## Problem requirements
Tally the lines holding the word "メドレーリレー" and state the count by itself.

## begin

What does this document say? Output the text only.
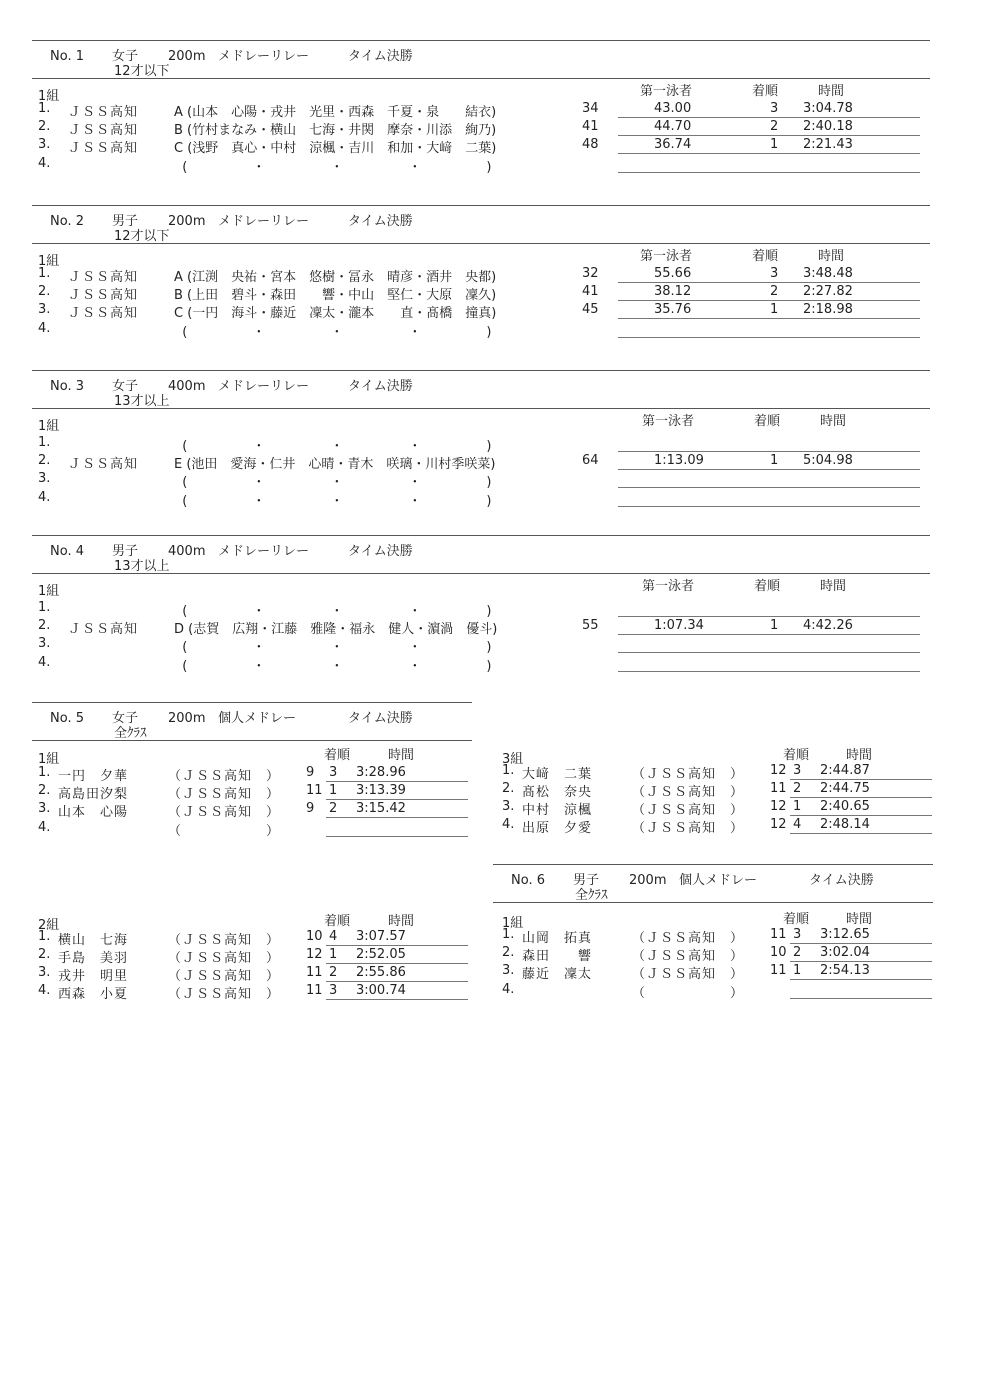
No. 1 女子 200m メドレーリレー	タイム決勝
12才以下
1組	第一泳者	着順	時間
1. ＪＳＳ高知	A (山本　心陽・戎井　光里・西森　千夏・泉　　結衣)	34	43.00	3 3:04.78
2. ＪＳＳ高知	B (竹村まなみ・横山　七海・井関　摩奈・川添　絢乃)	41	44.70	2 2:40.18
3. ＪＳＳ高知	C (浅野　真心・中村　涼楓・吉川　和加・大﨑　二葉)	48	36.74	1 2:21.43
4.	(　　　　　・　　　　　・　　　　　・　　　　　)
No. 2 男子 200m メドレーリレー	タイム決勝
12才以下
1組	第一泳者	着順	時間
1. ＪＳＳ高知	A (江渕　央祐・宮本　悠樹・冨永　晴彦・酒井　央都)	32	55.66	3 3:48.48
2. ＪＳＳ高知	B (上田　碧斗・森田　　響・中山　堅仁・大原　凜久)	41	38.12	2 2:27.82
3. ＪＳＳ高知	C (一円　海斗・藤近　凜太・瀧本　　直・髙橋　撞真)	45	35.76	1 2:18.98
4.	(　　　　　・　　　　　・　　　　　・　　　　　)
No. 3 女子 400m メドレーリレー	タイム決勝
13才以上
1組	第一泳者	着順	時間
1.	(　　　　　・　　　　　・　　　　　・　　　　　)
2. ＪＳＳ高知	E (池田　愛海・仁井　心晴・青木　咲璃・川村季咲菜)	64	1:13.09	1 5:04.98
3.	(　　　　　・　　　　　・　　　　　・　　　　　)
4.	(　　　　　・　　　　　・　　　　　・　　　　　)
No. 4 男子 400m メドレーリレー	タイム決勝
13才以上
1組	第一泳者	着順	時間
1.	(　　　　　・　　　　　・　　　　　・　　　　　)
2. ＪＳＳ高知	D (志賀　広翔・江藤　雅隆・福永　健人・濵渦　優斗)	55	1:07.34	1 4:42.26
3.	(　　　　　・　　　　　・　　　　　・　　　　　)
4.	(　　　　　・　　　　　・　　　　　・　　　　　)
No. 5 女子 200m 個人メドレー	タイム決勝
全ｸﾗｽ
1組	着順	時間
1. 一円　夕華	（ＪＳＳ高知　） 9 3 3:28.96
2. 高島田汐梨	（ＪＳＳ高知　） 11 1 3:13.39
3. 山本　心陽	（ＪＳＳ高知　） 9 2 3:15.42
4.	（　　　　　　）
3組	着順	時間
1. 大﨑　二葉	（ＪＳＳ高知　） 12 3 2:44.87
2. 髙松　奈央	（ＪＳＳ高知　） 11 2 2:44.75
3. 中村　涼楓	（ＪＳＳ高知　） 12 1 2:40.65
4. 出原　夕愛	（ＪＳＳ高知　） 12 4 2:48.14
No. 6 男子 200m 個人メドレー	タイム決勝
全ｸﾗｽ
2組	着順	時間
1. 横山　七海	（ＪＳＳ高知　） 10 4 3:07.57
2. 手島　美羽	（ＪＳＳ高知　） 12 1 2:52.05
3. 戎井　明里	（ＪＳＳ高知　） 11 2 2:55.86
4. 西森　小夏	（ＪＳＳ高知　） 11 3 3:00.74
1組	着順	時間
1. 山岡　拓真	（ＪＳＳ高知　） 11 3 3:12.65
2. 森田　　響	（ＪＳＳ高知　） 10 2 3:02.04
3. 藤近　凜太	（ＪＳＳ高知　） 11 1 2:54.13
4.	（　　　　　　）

## end
## begin

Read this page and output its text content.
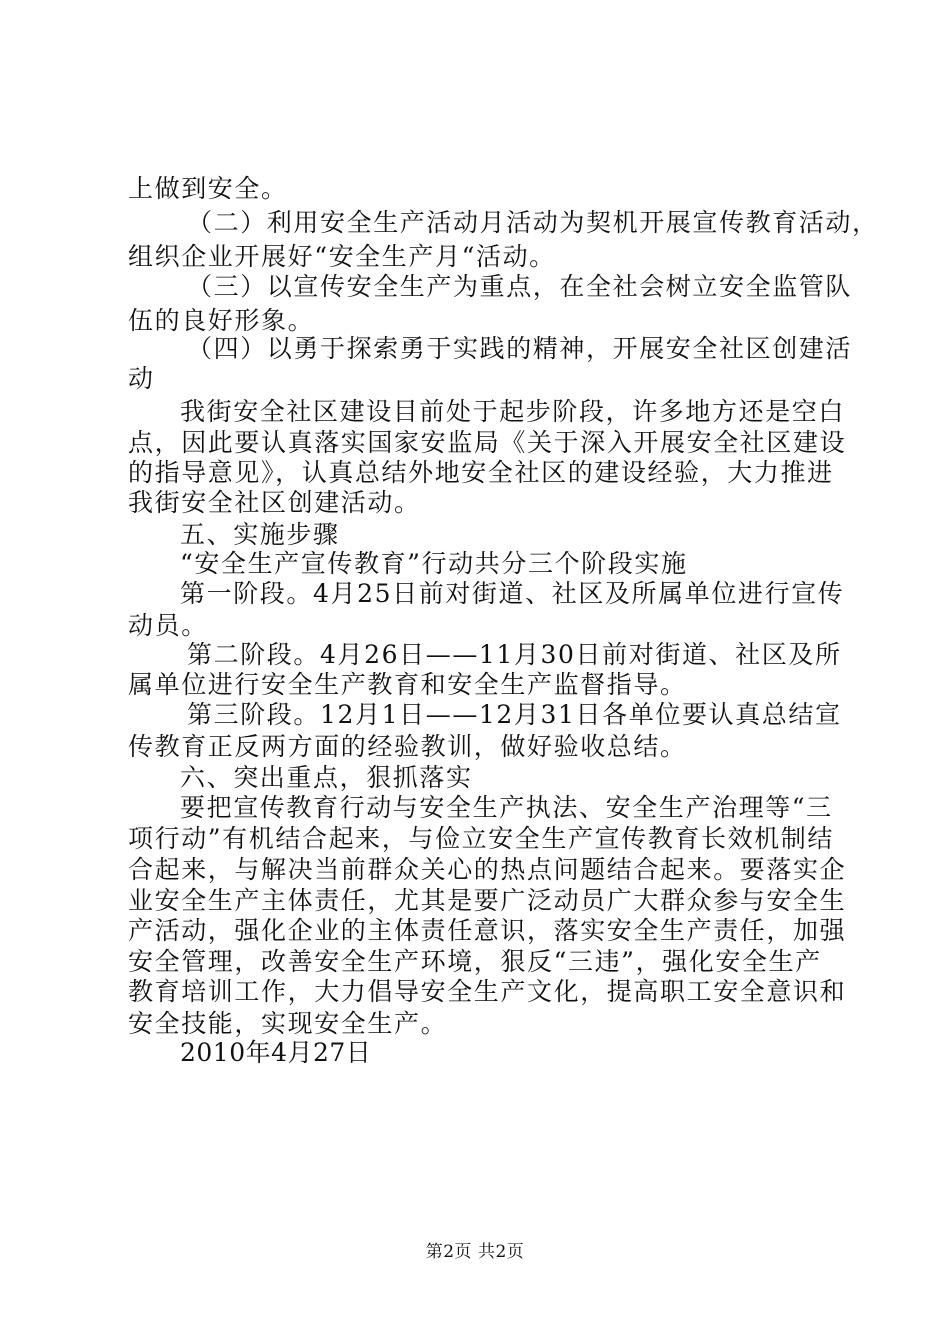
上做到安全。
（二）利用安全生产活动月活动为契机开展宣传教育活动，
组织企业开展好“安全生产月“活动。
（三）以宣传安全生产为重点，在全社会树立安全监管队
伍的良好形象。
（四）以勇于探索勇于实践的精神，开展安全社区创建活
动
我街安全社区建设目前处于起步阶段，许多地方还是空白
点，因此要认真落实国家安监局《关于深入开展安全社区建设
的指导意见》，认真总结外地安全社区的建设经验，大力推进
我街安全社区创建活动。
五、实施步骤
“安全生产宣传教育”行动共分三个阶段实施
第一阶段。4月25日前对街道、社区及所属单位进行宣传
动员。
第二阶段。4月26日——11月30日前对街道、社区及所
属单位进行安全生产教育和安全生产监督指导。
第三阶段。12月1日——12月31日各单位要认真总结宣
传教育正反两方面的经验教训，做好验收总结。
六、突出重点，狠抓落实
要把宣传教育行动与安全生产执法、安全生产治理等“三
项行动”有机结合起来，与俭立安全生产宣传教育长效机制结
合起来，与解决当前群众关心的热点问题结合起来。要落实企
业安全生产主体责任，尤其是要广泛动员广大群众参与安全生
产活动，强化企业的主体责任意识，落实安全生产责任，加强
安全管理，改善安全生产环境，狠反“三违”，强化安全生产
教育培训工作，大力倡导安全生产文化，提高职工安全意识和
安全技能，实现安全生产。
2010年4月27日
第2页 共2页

## end

## Reply
4